─── Record extracts ───

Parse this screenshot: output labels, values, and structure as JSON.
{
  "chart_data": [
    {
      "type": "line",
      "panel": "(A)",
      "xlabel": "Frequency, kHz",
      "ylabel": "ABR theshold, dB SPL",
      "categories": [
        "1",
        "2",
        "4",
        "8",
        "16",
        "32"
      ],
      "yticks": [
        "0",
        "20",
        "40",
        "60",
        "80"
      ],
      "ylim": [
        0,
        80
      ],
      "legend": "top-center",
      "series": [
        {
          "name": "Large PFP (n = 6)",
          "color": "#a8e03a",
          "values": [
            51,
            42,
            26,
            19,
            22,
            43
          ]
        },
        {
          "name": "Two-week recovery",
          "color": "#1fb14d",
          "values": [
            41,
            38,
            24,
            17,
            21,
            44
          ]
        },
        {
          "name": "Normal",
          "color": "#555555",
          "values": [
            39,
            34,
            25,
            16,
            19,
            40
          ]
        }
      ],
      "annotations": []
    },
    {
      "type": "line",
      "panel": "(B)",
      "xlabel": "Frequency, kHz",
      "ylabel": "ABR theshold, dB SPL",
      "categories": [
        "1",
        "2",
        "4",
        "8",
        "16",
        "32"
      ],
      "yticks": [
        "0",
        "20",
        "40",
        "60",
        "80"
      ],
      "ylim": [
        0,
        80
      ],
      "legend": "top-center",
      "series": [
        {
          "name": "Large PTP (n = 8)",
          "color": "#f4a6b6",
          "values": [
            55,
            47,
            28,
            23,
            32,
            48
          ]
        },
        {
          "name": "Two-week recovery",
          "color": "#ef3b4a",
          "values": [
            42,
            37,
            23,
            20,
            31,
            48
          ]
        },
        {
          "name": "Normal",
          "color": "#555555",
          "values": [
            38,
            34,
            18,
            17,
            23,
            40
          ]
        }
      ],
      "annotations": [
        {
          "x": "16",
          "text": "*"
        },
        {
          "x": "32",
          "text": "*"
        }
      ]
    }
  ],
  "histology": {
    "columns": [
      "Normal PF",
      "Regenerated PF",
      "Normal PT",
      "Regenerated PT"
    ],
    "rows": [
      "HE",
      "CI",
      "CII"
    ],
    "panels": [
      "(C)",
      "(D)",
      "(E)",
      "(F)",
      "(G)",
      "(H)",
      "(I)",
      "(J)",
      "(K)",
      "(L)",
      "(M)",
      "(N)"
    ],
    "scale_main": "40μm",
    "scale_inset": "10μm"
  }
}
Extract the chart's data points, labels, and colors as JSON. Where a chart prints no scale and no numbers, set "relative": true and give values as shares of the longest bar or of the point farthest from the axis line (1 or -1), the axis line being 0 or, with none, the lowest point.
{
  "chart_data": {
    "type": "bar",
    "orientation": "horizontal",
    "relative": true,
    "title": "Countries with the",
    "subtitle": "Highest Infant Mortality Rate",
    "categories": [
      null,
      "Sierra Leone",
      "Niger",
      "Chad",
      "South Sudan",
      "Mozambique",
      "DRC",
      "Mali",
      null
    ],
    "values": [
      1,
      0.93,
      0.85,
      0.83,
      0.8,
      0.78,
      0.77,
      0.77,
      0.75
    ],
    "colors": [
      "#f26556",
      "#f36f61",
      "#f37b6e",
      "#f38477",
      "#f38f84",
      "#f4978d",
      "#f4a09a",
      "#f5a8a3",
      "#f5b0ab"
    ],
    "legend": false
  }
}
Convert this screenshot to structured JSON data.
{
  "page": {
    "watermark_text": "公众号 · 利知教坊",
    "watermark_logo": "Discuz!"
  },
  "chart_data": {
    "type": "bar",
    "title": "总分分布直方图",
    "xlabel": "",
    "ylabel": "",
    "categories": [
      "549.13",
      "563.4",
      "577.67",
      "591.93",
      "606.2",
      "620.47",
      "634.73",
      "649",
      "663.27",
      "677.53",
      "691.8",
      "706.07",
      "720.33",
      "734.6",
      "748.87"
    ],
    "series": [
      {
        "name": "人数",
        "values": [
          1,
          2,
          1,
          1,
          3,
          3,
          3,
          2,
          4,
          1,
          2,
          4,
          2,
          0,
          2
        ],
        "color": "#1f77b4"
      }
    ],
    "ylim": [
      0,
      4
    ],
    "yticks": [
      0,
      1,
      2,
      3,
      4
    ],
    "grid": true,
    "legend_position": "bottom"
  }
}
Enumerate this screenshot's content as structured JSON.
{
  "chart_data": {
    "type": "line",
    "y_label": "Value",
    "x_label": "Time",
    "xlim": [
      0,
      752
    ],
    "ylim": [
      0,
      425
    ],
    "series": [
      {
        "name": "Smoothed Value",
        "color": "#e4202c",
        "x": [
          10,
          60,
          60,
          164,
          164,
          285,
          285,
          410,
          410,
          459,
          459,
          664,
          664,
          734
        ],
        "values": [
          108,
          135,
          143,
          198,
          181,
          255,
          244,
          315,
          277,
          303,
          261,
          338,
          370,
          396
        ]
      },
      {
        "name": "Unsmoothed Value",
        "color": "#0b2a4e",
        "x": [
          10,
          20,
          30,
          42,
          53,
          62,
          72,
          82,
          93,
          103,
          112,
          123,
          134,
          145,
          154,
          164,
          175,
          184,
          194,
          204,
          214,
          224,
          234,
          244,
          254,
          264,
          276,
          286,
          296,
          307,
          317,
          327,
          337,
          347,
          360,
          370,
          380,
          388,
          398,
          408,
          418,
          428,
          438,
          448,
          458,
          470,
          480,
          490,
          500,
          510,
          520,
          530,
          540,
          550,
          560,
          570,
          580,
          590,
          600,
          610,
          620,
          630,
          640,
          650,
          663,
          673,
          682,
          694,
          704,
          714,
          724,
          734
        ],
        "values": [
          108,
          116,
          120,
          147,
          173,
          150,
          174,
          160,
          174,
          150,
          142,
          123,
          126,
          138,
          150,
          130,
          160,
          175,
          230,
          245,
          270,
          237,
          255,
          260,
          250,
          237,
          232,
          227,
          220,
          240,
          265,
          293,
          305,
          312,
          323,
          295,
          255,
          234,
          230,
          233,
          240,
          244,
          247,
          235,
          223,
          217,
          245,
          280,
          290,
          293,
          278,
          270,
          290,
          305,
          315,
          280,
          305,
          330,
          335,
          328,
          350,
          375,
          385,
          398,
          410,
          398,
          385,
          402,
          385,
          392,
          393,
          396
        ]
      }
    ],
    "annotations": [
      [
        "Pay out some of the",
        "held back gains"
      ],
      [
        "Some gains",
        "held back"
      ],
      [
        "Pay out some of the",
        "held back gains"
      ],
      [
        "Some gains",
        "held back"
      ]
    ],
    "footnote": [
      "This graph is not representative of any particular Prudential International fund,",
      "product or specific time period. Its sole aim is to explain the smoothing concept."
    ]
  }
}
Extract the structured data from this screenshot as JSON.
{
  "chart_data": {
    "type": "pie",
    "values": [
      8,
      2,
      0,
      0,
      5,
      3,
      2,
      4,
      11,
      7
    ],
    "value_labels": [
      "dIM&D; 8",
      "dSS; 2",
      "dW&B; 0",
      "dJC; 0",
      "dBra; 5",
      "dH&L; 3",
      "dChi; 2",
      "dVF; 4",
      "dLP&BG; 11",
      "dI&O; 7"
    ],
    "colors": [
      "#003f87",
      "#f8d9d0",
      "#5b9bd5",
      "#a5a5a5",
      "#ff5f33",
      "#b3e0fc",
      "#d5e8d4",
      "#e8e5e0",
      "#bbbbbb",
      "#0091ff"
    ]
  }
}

───

Give back the data above exactly as it appears.

[The result]
Parse this screenshot: output labels, values, and structure as JSON.
{
  "chart_data": [
    {
      "type": "line",
      "panel": "(A)",
      "xlabel": "Frequency, kHz",
      "ylabel": "ABR theshold, dB SPL",
      "categories": [
        "1",
        "2",
        "4",
        "8",
        "16",
        "32"
      ],
      "yticks": [
        "0",
        "20",
        "40",
        "60",
        "80"
      ],
      "ylim": [
        0,
        80
      ],
      "legend": "top-center",
      "series": [
        {
          "name": "Large PFP (n = 6)",
          "color": "#a8e03a",
          "values": [
            51,
            42,
            26,
            19,
            22,
            43
          ]
        },
        {
          "name": "Two-week recovery",
          "color": "#1fb14d",
          "values": [
            41,
            38,
            24,
            17,
            21,
            44
          ]
        },
        {
          "name": "Normal",
          "color": "#555555",
          "values": [
            39,
            34,
            25,
            16,
            19,
            40
          ]
        }
      ],
      "annotations": []
    },
    {
      "type": "line",
      "panel": "(B)",
      "xlabel": "Frequency, kHz",
      "ylabel": "ABR theshold, dB SPL",
      "categories": [
        "1",
        "2",
        "4",
        "8",
        "16",
        "32"
      ],
      "yticks": [
        "0",
        "20",
        "40",
        "60",
        "80"
      ],
      "ylim": [
        0,
        80
      ],
      "legend": "top-center",
      "series": [
        {
          "name": "Large PTP (n = 8)",
          "color": "#f4a6b6",
          "values": [
            55,
            47,
            28,
            23,
            32,
            48
          ]
        },
        {
          "name": "Two-week recovery",
          "color": "#ef3b4a",
          "values": [
            42,
            37,
            23,
            20,
            31,
            48
          ]
        },
        {
          "name": "Normal",
          "color": "#555555",
          "values": [
            38,
            34,
            18,
            17,
            23,
            40
          ]
        }
      ],
      "annotations": [
        {
          "x": "16",
          "text": "*"
        },
        {
          "x": "32",
          "text": "*"
        }
      ]
    }
  ],
  "histology": {
    "columns": [
      "Normal PF",
      "Regenerated PF",
      "Normal PT",
      "Regenerated PT"
    ],
    "rows": [
      "HE",
      "CI",
      "CII"
    ],
    "panels": [
      "(C)",
      "(D)",
      "(E)",
      "(F)",
      "(G)",
      "(H)",
      "(I)",
      "(J)",
      "(K)",
      "(L)",
      "(M)",
      "(N)"
    ],
    "scale_main": "40μm",
    "scale_inset": "10μm"
  }
}
Extract the chart's data points, labels, and colors as JSON. Where a chart prints no scale and no numbers, set "relative": true and give values as shares of the longest bar or of the point farthest from the axis line (1 or -1), the axis line being 0 or, with none, the lowest point.
{
  "chart_data": {
    "type": "bar",
    "orientation": "horizontal",
    "relative": true,
    "title": "Countries with the",
    "subtitle": "Highest Infant Mortality Rate",
    "categories": [
      null,
      "Sierra Leone",
      "Niger",
      "Chad",
      "South Sudan",
      "Mozambique",
      "DRC",
      "Mali",
      null
    ],
    "values": [
      1,
      0.93,
      0.85,
      0.83,
      0.8,
      0.78,
      0.77,
      0.77,
      0.75
    ],
    "colors": [
      "#f26556",
      "#f36f61",
      "#f37b6e",
      "#f38477",
      "#f38f84",
      "#f4978d",
      "#f4a09a",
      "#f5a8a3",
      "#f5b0ab"
    ],
    "legend": false
  }
}
Convert this screenshot to structured JSON data.
{
  "page": {
    "watermark_text": "公众号 · 利知教坊",
    "watermark_logo": "Discuz!"
  },
  "chart_data": {
    "type": "bar",
    "title": "总分分布直方图",
    "xlabel": "",
    "ylabel": "",
    "categories": [
      "549.13",
      "563.4",
      "577.67",
      "591.93",
      "606.2",
      "620.47",
      "634.73",
      "649",
      "663.27",
      "677.53",
      "691.8",
      "706.07",
      "720.33",
      "734.6",
      "748.87"
    ],
    "series": [
      {
        "name": "人数",
        "values": [
          1,
          2,
          1,
          1,
          3,
          3,
          3,
          2,
          4,
          1,
          2,
          4,
          2,
          0,
          2
        ],
        "color": "#1f77b4"
      }
    ],
    "ylim": [
      0,
      4
    ],
    "yticks": [
      0,
      1,
      2,
      3,
      4
    ],
    "grid": true,
    "legend_position": "bottom"
  }
}
Enumerate this screenshot's content as structured JSON.
{
  "chart_data": {
    "type": "line",
    "y_label": "Value",
    "x_label": "Time",
    "xlim": [
      0,
      752
    ],
    "ylim": [
      0,
      425
    ],
    "series": [
      {
        "name": "Smoothed Value",
        "color": "#e4202c",
        "x": [
          10,
          60,
          60,
          164,
          164,
          285,
          285,
          410,
          410,
          459,
          459,
          664,
          664,
          734
        ],
        "values": [
          108,
          135,
          143,
          198,
          181,
          255,
          244,
          315,
          277,
          303,
          261,
          338,
          370,
          396
        ]
      },
      {
        "name": "Unsmoothed Value",
        "color": "#0b2a4e",
        "x": [
          10,
          20,
          30,
          42,
          53,
          62,
          72,
          82,
          93,
          103,
          112,
          123,
          134,
          145,
          154,
          164,
          175,
          184,
          194,
          204,
          214,
          224,
          234,
          244,
          254,
          264,
          276,
          286,
          296,
          307,
          317,
          327,
          337,
          347,
          360,
          370,
          380,
          388,
          398,
          408,
          418,
          428,
          438,
          448,
          458,
          470,
          480,
          490,
          500,
          510,
          520,
          530,
          540,
          550,
          560,
          570,
          580,
          590,
          600,
          610,
          620,
          630,
          640,
          650,
          663,
          673,
          682,
          694,
          704,
          714,
          724,
          734
        ],
        "values": [
          108,
          116,
          120,
          147,
          173,
          150,
          174,
          160,
          174,
          150,
          142,
          123,
          126,
          138,
          150,
          130,
          160,
          175,
          230,
          245,
          270,
          237,
          255,
          260,
          250,
          237,
          232,
          227,
          220,
          240,
          265,
          293,
          305,
          312,
          323,
          295,
          255,
          234,
          230,
          233,
          240,
          244,
          247,
          235,
          223,
          217,
          245,
          280,
          290,
          293,
          278,
          270,
          290,
          305,
          315,
          280,
          305,
          330,
          335,
          328,
          350,
          375,
          385,
          398,
          410,
          398,
          385,
          402,
          385,
          392,
          393,
          396
        ]
      }
    ],
    "annotations": [
      [
        "Pay out some of the",
        "held back gains"
      ],
      [
        "Some gains",
        "held back"
      ],
      [
        "Pay out some of the",
        "held back gains"
      ],
      [
        "Some gains",
        "held back"
      ]
    ],
    "footnote": [
      "This graph is not representative of any particular Prudential International fund,",
      "product or specific time period. Its sole aim is to explain the smoothing concept."
    ]
  }
}
Extract the structured data from this screenshot as JSON.
{
  "chart_data": {
    "type": "pie",
    "values": [
      8,
      2,
      0,
      0,
      5,
      3,
      2,
      4,
      11,
      7
    ],
    "value_labels": [
      "dIM&D; 8",
      "dSS; 2",
      "dW&B; 0",
      "dJC; 0",
      "dBra; 5",
      "dH&L; 3",
      "dChi; 2",
      "dVF; 4",
      "dLP&BG; 11",
      "dI&O; 7"
    ],
    "colors": [
      "#003f87",
      "#f8d9d0",
      "#5b9bd5",
      "#a5a5a5",
      "#ff5f33",
      "#b3e0fc",
      "#d5e8d4",
      "#e8e5e0",
      "#bbbbbb",
      "#0091ff"
    ]
  }
}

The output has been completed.